» What to produce:
For every line in the data below that contains "labels", copy the line.

>> start Recorded data

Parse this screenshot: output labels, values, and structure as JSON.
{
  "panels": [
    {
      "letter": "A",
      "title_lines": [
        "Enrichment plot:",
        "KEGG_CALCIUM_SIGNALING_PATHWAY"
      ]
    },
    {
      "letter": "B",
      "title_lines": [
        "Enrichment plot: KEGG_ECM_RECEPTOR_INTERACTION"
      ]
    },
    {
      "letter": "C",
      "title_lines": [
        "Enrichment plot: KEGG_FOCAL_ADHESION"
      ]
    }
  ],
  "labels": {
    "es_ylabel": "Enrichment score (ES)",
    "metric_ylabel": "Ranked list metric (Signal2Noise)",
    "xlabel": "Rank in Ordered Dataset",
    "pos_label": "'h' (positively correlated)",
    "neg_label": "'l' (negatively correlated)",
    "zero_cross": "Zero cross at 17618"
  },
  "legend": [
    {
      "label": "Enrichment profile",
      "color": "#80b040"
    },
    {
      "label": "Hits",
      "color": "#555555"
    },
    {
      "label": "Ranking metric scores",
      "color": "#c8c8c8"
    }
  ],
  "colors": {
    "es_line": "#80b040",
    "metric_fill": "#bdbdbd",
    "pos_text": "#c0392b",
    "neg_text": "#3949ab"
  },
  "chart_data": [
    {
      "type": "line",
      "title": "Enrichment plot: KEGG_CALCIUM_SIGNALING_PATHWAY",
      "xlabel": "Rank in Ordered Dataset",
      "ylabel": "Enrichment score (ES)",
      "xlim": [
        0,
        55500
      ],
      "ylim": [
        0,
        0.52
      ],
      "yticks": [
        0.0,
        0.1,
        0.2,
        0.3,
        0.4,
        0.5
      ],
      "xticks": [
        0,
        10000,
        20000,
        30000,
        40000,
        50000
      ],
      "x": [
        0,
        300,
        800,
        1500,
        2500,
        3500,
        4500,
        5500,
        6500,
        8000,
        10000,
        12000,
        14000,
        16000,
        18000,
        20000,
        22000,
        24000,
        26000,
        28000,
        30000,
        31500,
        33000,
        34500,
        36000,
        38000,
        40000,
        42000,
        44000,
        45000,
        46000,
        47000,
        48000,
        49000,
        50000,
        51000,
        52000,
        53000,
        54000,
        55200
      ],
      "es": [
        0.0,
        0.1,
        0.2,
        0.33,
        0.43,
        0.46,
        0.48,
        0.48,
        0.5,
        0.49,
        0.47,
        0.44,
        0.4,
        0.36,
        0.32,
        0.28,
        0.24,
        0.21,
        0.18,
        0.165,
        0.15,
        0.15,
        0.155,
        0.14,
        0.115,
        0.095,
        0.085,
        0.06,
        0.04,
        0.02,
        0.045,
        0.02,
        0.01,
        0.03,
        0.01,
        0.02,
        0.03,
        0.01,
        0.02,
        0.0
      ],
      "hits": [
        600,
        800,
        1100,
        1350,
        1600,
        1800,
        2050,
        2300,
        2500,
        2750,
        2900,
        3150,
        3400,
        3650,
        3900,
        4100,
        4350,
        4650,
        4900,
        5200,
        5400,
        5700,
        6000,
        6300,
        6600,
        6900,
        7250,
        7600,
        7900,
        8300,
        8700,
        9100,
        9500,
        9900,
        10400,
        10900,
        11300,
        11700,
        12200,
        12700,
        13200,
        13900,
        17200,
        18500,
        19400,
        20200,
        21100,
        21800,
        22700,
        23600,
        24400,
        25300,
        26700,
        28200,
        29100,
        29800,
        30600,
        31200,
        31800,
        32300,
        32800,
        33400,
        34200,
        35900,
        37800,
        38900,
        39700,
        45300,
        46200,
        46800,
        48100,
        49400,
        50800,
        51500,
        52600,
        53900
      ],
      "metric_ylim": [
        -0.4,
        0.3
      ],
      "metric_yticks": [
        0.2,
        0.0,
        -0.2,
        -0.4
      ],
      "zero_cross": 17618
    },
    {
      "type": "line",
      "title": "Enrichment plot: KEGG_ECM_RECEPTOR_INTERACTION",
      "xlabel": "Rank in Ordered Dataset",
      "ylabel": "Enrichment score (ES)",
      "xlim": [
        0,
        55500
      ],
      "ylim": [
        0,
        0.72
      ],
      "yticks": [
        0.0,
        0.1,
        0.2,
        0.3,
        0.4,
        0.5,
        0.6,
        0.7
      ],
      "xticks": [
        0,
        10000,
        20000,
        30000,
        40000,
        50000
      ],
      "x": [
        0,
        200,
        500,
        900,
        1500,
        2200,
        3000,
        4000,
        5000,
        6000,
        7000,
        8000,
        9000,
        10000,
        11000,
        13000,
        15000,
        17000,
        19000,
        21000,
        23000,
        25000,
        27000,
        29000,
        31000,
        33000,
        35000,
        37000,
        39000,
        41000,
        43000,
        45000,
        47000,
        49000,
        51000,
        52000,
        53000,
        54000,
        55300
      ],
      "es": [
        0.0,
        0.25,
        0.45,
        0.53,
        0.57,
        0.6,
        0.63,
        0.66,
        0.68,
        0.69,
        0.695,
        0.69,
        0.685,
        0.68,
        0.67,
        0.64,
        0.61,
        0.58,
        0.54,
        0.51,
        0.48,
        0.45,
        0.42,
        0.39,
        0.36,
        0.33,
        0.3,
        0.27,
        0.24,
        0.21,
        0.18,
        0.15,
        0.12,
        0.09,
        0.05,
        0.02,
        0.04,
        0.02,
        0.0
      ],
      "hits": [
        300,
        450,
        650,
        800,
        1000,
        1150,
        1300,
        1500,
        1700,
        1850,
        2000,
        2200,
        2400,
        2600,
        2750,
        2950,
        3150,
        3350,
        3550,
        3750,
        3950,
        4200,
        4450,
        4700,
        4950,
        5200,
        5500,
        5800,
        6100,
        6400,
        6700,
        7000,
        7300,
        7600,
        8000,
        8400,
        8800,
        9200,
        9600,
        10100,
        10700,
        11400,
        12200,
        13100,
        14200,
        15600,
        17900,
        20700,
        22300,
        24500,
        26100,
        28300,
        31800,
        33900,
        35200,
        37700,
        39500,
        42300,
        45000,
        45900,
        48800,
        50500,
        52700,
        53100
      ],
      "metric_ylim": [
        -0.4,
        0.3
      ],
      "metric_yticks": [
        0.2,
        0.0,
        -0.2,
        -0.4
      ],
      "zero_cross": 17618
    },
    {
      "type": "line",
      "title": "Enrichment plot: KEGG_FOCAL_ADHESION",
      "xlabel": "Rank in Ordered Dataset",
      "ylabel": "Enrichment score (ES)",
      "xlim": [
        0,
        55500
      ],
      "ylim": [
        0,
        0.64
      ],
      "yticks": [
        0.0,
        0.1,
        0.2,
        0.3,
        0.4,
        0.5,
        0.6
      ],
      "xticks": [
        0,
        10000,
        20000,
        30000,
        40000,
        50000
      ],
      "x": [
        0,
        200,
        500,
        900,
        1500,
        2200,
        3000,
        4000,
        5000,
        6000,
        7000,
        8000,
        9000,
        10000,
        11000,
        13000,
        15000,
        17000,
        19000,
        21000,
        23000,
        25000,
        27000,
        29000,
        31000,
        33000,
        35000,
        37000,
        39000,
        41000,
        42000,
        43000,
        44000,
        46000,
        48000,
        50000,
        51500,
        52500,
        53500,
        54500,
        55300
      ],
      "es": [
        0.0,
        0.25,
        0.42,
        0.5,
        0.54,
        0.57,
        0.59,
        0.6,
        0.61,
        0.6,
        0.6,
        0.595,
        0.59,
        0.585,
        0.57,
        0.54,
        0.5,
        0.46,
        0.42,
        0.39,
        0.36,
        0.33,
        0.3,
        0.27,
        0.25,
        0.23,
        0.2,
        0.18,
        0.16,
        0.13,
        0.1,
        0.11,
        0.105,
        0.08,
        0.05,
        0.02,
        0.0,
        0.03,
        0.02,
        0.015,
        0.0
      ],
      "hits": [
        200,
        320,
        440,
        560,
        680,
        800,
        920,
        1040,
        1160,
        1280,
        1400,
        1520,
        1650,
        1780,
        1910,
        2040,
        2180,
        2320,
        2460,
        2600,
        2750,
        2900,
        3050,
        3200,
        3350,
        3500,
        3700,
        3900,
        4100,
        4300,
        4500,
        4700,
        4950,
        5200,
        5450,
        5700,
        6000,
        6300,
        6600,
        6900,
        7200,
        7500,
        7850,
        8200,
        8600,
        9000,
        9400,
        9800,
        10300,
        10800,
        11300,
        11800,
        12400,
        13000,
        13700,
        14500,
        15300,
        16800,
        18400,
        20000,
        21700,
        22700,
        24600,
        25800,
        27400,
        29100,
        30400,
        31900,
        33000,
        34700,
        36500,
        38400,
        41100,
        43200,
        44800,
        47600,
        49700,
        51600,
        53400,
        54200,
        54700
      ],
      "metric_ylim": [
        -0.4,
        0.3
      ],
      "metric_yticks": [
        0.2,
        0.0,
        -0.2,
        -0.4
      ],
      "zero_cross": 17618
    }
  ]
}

>> end Recorded data

» Reply to the task:
Parse this screenshot: output labels, values, and structure as JSON.
  "labels": {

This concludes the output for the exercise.